» Aim
Find how many lines contain the word "title" and state that number alone.

» Supplied data
%%

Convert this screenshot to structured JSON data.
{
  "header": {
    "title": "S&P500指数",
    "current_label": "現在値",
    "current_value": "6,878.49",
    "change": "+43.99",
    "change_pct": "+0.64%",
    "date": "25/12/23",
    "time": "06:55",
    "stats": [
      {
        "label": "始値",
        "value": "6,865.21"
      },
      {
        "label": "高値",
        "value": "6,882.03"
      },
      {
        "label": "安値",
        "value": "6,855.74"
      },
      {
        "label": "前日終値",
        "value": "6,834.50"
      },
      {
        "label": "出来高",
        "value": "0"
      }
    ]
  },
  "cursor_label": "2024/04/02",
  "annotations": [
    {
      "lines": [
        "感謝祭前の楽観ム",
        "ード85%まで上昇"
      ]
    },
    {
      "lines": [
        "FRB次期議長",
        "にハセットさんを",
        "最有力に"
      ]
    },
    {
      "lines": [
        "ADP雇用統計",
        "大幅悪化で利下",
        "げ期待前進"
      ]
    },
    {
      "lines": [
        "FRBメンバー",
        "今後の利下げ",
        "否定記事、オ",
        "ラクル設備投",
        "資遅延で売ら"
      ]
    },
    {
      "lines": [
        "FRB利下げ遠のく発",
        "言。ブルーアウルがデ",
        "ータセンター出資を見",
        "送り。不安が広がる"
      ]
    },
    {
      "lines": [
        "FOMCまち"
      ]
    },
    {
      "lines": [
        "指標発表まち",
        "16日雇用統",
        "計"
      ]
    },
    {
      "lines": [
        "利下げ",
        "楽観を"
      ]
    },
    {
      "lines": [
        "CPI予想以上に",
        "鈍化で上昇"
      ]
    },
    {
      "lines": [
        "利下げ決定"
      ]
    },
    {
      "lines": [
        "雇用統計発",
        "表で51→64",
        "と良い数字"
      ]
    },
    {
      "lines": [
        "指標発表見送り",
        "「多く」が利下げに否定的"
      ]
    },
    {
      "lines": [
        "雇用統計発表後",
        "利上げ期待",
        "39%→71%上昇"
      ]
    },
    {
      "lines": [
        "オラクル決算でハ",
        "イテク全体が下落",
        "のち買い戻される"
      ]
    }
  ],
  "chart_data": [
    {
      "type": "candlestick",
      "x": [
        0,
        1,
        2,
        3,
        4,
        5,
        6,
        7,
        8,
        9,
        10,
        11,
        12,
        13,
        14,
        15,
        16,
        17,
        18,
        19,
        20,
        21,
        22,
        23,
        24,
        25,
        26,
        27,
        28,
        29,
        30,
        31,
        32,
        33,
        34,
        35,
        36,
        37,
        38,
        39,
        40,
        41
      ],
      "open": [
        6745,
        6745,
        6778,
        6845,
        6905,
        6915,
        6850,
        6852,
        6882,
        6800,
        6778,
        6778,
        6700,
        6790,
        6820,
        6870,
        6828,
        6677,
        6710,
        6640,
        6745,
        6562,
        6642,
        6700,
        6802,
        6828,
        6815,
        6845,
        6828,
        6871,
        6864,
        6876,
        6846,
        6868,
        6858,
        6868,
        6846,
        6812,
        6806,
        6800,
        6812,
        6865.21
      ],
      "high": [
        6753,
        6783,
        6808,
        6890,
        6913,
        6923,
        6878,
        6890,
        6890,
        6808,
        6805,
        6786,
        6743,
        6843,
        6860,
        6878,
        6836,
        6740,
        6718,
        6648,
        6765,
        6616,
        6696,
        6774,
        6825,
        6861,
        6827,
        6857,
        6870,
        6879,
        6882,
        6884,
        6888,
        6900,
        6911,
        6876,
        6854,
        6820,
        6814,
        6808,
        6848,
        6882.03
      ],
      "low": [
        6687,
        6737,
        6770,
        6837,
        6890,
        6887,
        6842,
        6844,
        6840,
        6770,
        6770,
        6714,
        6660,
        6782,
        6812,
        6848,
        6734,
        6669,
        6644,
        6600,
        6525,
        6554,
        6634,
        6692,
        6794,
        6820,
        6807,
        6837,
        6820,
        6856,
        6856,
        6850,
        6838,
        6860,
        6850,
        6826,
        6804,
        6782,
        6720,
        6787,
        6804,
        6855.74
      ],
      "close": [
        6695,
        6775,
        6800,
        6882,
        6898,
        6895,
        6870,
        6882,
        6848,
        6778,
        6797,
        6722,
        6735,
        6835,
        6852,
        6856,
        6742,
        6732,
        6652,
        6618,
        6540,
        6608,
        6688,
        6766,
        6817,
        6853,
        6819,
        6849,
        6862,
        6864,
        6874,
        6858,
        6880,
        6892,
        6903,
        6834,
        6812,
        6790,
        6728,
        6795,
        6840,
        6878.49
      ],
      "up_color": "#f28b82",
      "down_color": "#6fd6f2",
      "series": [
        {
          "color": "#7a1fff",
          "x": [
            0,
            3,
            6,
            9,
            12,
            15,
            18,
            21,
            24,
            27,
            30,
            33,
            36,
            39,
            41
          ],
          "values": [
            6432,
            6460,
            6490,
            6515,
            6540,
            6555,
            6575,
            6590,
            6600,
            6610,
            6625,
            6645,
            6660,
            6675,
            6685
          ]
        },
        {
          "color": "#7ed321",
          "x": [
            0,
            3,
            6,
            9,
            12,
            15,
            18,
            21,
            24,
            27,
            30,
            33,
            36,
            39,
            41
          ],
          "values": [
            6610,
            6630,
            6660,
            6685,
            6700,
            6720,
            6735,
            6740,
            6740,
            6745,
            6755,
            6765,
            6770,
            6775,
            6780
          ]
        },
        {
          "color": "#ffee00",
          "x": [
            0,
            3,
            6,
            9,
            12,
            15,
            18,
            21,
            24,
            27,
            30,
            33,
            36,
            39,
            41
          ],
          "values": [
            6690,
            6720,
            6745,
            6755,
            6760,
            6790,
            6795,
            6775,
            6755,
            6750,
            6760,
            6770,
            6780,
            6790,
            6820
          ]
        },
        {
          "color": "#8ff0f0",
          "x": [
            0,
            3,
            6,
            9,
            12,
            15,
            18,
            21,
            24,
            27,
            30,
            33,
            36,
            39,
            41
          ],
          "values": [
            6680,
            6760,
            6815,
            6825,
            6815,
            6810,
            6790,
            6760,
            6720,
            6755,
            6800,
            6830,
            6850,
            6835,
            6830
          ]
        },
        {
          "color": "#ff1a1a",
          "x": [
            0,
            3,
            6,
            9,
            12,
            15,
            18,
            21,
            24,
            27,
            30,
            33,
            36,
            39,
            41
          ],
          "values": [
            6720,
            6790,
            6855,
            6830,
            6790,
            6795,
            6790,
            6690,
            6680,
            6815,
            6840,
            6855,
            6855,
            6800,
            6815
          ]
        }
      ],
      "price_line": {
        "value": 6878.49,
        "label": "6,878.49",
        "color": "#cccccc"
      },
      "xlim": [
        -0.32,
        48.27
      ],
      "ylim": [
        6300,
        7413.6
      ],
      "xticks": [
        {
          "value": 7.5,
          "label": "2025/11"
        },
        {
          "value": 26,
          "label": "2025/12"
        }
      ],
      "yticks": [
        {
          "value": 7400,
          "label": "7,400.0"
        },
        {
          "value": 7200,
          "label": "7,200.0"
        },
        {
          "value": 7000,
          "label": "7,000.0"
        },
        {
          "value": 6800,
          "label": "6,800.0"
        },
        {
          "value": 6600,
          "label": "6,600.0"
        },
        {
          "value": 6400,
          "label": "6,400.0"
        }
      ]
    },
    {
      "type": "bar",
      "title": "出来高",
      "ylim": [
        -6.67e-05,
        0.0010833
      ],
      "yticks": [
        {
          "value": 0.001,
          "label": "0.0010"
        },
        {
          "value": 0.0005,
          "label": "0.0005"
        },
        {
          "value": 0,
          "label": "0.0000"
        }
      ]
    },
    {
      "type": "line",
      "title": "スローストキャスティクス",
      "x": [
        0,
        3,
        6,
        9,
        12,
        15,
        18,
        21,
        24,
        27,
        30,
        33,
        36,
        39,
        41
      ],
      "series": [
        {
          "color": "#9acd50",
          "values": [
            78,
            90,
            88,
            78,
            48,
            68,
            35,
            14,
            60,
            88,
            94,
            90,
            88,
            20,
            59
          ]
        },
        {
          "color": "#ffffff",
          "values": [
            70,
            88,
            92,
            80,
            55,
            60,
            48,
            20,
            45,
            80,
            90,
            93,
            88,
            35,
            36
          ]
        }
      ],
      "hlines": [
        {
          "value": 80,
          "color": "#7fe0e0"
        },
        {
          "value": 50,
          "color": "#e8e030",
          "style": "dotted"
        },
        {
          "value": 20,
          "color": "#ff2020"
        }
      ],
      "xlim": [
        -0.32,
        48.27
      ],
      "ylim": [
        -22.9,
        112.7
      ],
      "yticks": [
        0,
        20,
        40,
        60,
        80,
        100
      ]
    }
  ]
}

%%

» Written response
3